SOURCE EXCERPT:
A portion of Thomas Kitchin's 1772 map of the waterway connecting the Hudson River (at Albany) and Lake Ontario (at Oswego). This portion shows the section between Fort Stanwix on the Mohawk River and Oneida Lake (at left) that was traversed by Wood Creek. The route was used heavily in the 18th and early 19th centuries. Until 1797, there was an unnavigable section between the Mohawk and Wood Creek that is labeled "Carrying Place". Canada Creek joins Wood Creek about two miles downstream from the Carry.

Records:
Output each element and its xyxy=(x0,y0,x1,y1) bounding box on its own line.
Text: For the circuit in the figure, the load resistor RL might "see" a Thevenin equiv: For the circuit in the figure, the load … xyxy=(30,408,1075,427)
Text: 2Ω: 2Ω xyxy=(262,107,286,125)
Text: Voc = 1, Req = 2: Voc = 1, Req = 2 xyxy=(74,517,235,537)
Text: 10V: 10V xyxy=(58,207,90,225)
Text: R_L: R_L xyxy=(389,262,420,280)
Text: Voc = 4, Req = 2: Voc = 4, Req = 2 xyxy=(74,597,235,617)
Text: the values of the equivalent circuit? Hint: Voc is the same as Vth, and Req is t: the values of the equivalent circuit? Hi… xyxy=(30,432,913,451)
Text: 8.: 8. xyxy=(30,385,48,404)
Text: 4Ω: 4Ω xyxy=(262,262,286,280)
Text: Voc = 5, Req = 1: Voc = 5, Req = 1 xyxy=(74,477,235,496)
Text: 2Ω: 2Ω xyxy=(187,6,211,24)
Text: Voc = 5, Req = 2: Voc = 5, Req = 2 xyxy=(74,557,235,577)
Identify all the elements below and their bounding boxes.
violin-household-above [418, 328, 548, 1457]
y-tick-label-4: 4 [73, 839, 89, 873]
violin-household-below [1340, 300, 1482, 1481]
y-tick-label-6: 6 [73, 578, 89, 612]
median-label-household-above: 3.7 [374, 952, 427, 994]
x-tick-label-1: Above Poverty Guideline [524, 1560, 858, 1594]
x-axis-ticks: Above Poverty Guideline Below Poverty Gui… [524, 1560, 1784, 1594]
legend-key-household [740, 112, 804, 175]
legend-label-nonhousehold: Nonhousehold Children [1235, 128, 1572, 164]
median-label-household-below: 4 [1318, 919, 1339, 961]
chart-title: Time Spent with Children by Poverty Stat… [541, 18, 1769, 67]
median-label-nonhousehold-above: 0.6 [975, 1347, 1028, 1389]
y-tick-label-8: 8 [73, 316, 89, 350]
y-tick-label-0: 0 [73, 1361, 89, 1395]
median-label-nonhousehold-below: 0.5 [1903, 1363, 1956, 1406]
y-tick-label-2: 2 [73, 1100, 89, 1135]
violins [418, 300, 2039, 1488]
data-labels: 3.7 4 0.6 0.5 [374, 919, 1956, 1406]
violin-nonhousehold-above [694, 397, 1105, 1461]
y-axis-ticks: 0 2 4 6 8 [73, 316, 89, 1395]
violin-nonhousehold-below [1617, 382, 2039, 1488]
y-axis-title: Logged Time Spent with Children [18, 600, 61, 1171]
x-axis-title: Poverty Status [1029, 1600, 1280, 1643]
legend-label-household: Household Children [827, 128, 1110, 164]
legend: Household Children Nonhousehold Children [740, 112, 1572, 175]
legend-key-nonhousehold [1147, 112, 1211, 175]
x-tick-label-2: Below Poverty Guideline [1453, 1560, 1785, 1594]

WRITTEN PROBLEM: Reproduce the map caption above word for word, everything from "A portion of" down to "from the Carry.".

TASK SOLUTION:
A portion of Thomas Kitchin's 1772 map of the waterway connecting the Hudson River (at Albany) and Lake Ontario (at Oswego). This portion shows the section between Fort Stanwix on the Mohawk River and Oneida Lake (at left) that was traversed by Wood Creek. The route was used heavily in the 18th and early 19th centuries. Until 1797, there was an unnavigable section between the Mohawk and Wood Creek that is labeled "Carrying Place". Canada Creek joins Wood Creek about two miles downstream from the Carry.